▶ **GIVEN REQUEST**
Determine how many lines in the entries below include "panel". The reply should be that number and nothing else.

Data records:
>> Start

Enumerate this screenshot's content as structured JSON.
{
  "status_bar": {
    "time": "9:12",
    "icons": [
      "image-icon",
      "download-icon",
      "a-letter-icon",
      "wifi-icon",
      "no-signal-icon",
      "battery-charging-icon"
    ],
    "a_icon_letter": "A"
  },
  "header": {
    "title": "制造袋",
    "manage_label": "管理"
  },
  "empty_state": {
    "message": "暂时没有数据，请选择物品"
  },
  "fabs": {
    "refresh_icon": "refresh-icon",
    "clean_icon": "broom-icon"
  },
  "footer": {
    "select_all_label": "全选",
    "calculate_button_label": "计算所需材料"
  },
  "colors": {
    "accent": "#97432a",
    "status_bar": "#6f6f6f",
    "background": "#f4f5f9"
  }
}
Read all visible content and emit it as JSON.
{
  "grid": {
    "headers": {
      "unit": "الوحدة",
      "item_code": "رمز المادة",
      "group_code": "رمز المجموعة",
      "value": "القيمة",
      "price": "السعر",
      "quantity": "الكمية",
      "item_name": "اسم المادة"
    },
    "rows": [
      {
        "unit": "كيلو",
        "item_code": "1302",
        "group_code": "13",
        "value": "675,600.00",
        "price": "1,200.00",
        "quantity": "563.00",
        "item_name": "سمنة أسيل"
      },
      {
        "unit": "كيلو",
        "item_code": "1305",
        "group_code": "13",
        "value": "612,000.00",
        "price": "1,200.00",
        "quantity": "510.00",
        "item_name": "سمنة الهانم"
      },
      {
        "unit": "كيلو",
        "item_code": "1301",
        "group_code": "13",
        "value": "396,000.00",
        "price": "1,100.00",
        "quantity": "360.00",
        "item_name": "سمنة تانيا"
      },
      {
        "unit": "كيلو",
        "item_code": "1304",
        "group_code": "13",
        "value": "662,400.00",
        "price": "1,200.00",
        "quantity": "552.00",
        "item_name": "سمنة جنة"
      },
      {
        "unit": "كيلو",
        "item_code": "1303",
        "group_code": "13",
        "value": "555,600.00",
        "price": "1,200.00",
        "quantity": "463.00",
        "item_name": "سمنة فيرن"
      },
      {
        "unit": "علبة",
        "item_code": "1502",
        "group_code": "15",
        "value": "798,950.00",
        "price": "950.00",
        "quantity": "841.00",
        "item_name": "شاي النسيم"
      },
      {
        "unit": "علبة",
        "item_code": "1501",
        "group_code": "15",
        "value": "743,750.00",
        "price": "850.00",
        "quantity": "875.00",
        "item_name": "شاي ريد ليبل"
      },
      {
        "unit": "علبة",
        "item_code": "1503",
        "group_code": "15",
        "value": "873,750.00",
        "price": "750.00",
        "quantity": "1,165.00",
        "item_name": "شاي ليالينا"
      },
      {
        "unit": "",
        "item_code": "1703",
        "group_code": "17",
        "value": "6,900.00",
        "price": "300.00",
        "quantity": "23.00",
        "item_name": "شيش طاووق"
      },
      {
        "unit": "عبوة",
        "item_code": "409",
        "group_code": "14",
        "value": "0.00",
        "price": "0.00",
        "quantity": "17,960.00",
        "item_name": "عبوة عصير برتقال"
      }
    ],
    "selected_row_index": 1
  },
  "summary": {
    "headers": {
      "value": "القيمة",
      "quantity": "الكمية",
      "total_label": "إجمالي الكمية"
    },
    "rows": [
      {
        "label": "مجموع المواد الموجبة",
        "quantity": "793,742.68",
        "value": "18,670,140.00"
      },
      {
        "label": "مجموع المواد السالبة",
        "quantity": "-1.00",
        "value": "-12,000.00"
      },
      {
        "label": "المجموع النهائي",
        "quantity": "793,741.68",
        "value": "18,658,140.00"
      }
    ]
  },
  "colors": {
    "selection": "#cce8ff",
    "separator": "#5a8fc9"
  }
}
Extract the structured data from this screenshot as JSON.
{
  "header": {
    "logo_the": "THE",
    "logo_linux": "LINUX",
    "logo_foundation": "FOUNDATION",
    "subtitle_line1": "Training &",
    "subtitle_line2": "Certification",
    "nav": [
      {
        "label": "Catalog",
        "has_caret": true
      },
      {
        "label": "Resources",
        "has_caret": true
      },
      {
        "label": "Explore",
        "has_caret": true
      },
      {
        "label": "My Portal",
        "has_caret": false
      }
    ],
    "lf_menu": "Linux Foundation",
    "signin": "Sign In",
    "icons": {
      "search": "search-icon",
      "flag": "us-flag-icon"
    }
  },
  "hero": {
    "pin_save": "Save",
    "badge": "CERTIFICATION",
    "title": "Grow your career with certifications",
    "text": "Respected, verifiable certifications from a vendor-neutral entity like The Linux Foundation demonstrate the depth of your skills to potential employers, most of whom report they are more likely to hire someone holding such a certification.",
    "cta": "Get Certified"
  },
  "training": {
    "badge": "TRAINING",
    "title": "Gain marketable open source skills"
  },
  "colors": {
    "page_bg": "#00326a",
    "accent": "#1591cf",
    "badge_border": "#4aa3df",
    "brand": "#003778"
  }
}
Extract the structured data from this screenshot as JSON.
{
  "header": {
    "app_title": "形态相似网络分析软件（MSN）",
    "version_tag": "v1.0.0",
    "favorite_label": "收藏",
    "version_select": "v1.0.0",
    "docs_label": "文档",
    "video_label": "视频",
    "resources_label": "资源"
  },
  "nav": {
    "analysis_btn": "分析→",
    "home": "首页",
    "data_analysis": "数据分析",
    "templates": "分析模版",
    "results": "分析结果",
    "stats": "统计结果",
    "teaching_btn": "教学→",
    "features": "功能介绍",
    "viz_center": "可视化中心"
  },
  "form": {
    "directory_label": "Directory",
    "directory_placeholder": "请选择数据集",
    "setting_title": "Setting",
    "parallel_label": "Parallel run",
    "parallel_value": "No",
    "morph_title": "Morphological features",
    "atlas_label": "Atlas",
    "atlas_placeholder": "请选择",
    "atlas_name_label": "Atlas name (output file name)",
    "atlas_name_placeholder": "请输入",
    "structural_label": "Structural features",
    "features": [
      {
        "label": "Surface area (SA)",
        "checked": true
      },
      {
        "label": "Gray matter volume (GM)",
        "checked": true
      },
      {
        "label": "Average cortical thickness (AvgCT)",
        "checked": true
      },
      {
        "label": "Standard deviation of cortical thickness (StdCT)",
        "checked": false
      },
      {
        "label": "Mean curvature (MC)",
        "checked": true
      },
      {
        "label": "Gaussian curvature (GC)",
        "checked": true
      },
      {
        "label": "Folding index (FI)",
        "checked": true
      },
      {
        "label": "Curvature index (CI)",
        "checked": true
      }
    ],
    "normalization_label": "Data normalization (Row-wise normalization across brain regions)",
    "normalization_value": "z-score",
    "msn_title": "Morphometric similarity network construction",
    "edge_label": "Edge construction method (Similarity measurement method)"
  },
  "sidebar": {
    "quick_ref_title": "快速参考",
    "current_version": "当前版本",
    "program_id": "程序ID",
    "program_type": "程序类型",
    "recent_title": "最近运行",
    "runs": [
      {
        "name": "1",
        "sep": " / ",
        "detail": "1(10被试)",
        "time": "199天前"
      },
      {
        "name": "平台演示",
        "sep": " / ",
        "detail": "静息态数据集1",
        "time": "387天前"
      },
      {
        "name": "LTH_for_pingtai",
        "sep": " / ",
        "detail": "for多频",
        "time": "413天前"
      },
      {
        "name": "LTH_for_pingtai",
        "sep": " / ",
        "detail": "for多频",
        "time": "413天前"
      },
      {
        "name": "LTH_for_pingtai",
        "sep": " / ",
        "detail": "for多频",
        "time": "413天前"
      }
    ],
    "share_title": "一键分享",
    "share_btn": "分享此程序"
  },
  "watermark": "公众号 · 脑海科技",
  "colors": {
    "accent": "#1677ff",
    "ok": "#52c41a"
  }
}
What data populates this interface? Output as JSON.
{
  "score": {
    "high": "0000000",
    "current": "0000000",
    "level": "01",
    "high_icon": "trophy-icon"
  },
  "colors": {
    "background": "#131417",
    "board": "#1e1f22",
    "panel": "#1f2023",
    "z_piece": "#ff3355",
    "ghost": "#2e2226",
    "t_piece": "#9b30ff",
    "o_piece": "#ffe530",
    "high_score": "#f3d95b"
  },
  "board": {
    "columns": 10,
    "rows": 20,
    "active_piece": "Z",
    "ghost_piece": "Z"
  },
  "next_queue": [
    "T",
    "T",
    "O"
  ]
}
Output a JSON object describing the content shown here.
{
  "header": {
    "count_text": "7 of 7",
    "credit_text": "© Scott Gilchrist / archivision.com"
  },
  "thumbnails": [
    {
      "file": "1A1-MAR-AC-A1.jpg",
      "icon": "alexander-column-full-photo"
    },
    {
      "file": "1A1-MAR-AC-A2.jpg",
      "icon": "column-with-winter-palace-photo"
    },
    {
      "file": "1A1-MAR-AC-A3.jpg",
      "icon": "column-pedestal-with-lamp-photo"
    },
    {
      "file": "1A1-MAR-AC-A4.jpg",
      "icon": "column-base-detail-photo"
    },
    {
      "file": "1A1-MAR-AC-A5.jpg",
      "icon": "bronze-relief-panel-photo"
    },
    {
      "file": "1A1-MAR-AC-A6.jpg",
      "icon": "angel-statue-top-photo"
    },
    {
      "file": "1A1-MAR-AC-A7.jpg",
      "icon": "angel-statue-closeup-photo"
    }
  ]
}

>> End

▶ **OUTPUT FOR THIS EXERCISE**
2